The problem: Images appear in the records below; leave them out and repeat everything else exactly.

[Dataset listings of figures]
====
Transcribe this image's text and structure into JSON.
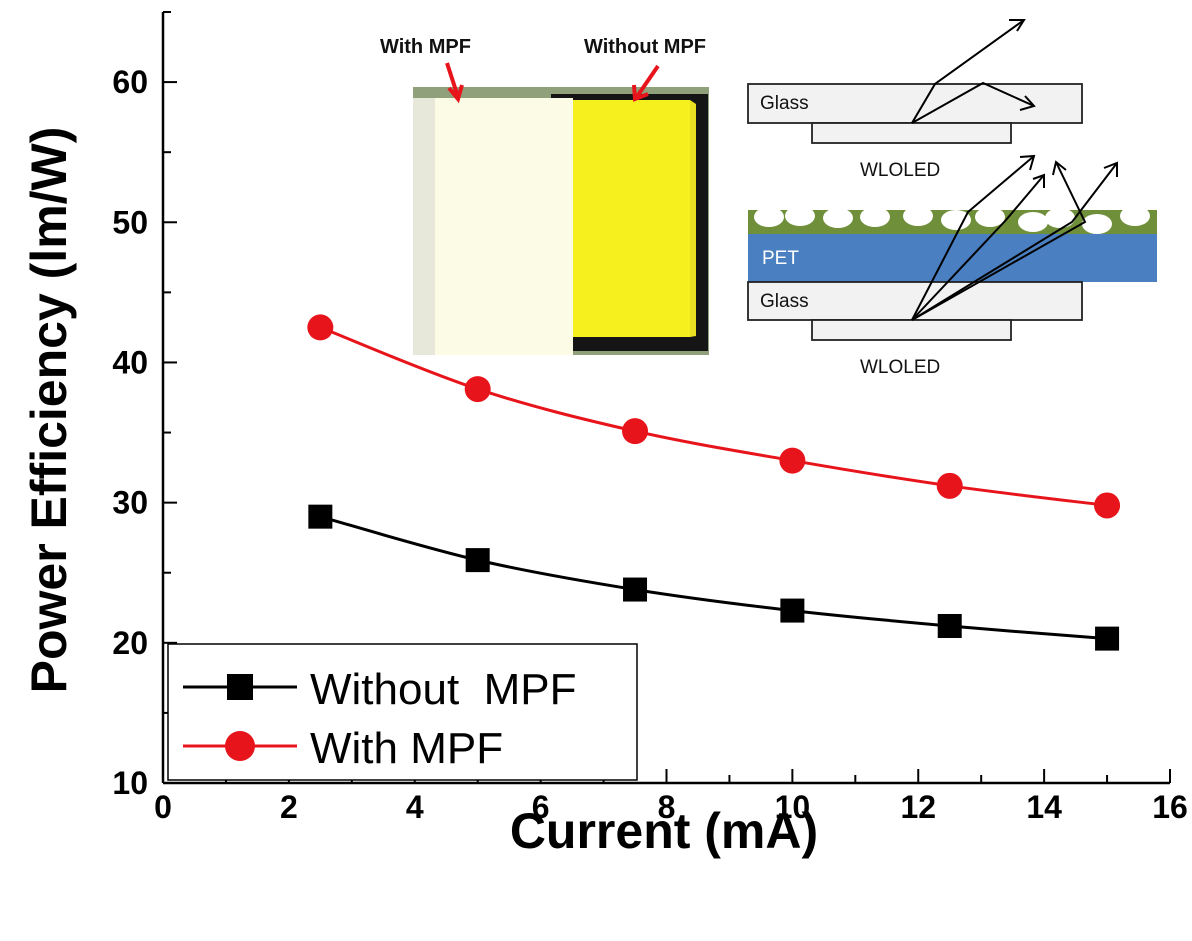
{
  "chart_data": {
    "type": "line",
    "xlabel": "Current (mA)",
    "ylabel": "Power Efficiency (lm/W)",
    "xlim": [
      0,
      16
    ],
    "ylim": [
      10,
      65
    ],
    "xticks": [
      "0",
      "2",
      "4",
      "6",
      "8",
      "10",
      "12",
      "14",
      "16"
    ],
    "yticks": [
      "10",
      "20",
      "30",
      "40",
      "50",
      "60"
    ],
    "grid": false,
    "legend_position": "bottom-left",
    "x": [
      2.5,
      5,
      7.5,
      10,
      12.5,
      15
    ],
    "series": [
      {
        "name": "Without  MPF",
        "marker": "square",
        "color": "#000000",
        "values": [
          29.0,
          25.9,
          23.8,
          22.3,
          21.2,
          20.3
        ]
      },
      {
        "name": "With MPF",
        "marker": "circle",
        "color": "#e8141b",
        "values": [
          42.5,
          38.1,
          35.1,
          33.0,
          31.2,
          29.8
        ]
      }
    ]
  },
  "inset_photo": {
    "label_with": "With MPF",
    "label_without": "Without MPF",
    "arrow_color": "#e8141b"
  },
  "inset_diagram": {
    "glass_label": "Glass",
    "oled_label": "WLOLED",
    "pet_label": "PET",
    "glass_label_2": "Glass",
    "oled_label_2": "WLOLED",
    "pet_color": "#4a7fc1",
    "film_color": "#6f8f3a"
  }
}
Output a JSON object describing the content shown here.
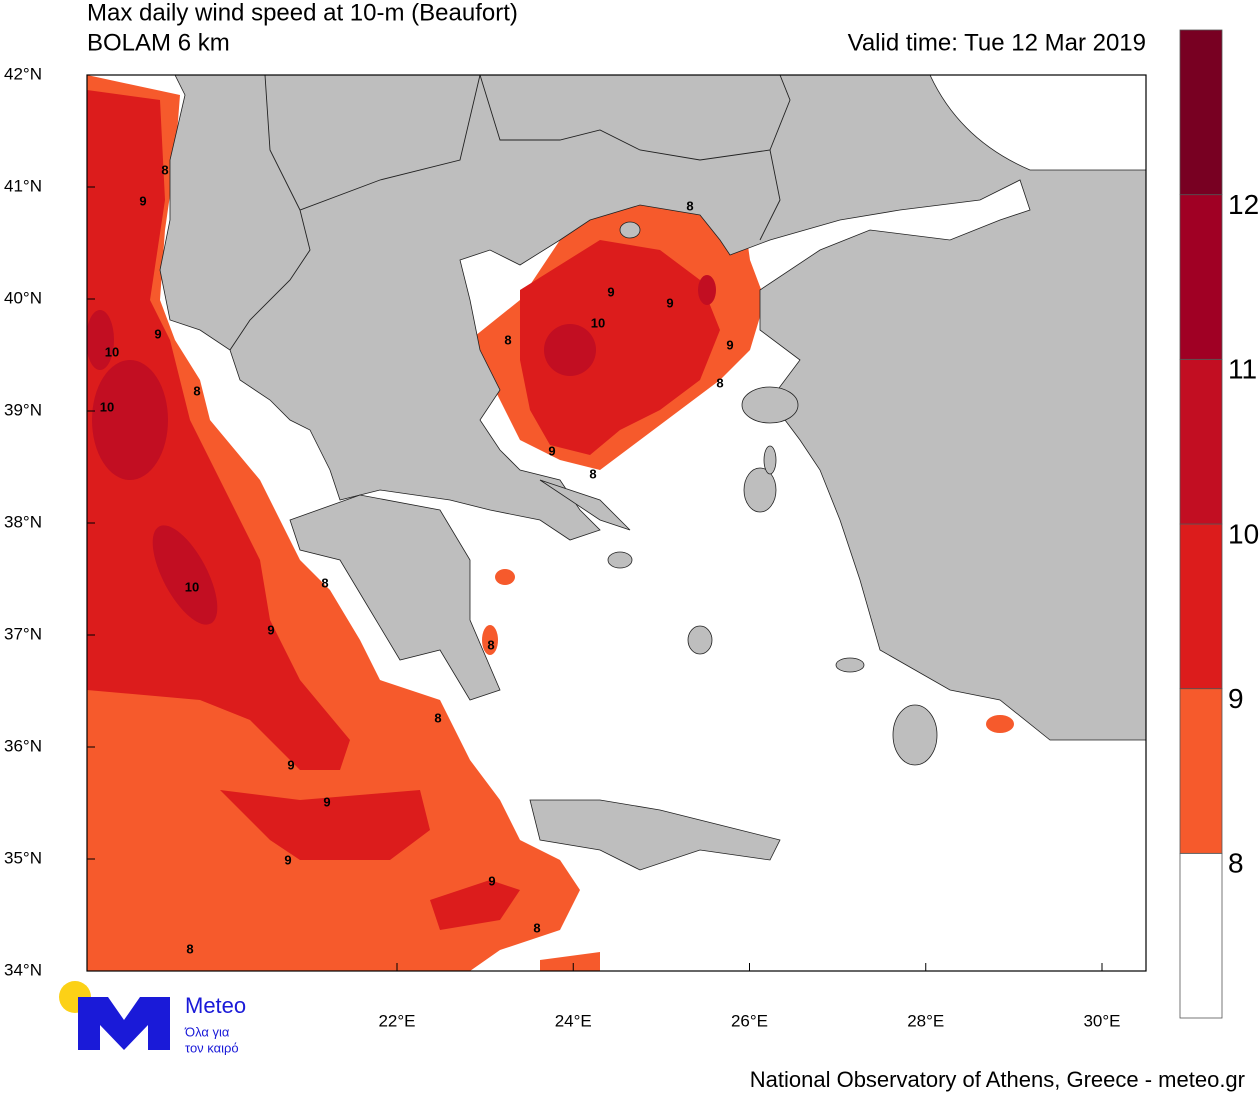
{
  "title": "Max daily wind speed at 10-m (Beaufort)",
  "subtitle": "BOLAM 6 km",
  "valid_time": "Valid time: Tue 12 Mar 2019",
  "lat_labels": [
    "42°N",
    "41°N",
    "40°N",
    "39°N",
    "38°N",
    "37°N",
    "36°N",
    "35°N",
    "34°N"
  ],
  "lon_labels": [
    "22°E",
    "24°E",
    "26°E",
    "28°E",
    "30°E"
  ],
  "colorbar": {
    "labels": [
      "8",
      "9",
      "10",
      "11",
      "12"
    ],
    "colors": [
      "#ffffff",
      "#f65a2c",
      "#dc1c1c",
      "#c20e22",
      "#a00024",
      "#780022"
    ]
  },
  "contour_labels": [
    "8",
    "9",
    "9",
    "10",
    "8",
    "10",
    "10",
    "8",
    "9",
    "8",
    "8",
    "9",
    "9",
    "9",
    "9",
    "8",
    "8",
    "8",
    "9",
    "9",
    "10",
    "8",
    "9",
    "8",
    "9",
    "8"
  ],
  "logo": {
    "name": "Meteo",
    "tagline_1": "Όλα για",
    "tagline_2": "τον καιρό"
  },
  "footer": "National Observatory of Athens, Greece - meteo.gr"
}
====
Answer to the exercise:
Transcribe this image's text and structure into JSON.
{
  "chart_data": {
    "type": "line",
    "xlabel": "Current (mA)",
    "ylabel": "Power Efficiency (lm/W)",
    "xlim": [
      0,
      16
    ],
    "ylim": [
      10,
      65
    ],
    "xticks": [
      "0",
      "2",
      "4",
      "6",
      "8",
      "10",
      "12",
      "14",
      "16"
    ],
    "yticks": [
      "10",
      "20",
      "30",
      "40",
      "50",
      "60"
    ],
    "grid": false,
    "legend_position": "bottom-left",
    "x": [
      2.5,
      5,
      7.5,
      10,
      12.5,
      15
    ],
    "series": [
      {
        "name": "Without  MPF",
        "marker": "square",
        "color": "#000000",
        "values": [
          29.0,
          25.9,
          23.8,
          22.3,
          21.2,
          20.3
        ]
      },
      {
        "name": "With MPF",
        "marker": "circle",
        "color": "#e8141b",
        "values": [
          42.5,
          38.1,
          35.1,
          33.0,
          31.2,
          29.8
        ]
      }
    ]
  },
  "inset_photo": {
    "label_with": "With MPF",
    "label_without": "Without MPF",
    "arrow_color": "#e8141b"
  },
  "inset_diagram": {
    "glass_label": "Glass",
    "oled_label": "WLOLED",
    "pet_label": "PET",
    "glass_label_2": "Glass",
    "oled_label_2": "WLOLED",
    "pet_color": "#4a7fc1",
    "film_color": "#6f8f3a"
  }
}
Output a JSON object describing the content shown here.
{
  "title": "Max daily wind speed at 10-m (Beaufort)",
  "subtitle": "BOLAM 6 km",
  "valid_time": "Valid time: Tue 12 Mar 2019",
  "lat_labels": [
    "42°N",
    "41°N",
    "40°N",
    "39°N",
    "38°N",
    "37°N",
    "36°N",
    "35°N",
    "34°N"
  ],
  "lon_labels": [
    "22°E",
    "24°E",
    "26°E",
    "28°E",
    "30°E"
  ],
  "colorbar": {
    "labels": [
      "8",
      "9",
      "10",
      "11",
      "12"
    ],
    "colors": [
      "#ffffff",
      "#f65a2c",
      "#dc1c1c",
      "#c20e22",
      "#a00024",
      "#780022"
    ]
  },
  "contour_labels": [
    "8",
    "9",
    "9",
    "10",
    "8",
    "10",
    "10",
    "8",
    "9",
    "8",
    "8",
    "9",
    "9",
    "9",
    "9",
    "8",
    "8",
    "8",
    "9",
    "9",
    "10",
    "8",
    "9",
    "8",
    "9",
    "8"
  ],
  "logo": {
    "name": "Meteo",
    "tagline_1": "Όλα για",
    "tagline_2": "τον καιρό"
  },
  "footer": "National Observatory of Athens, Greece - meteo.gr"
}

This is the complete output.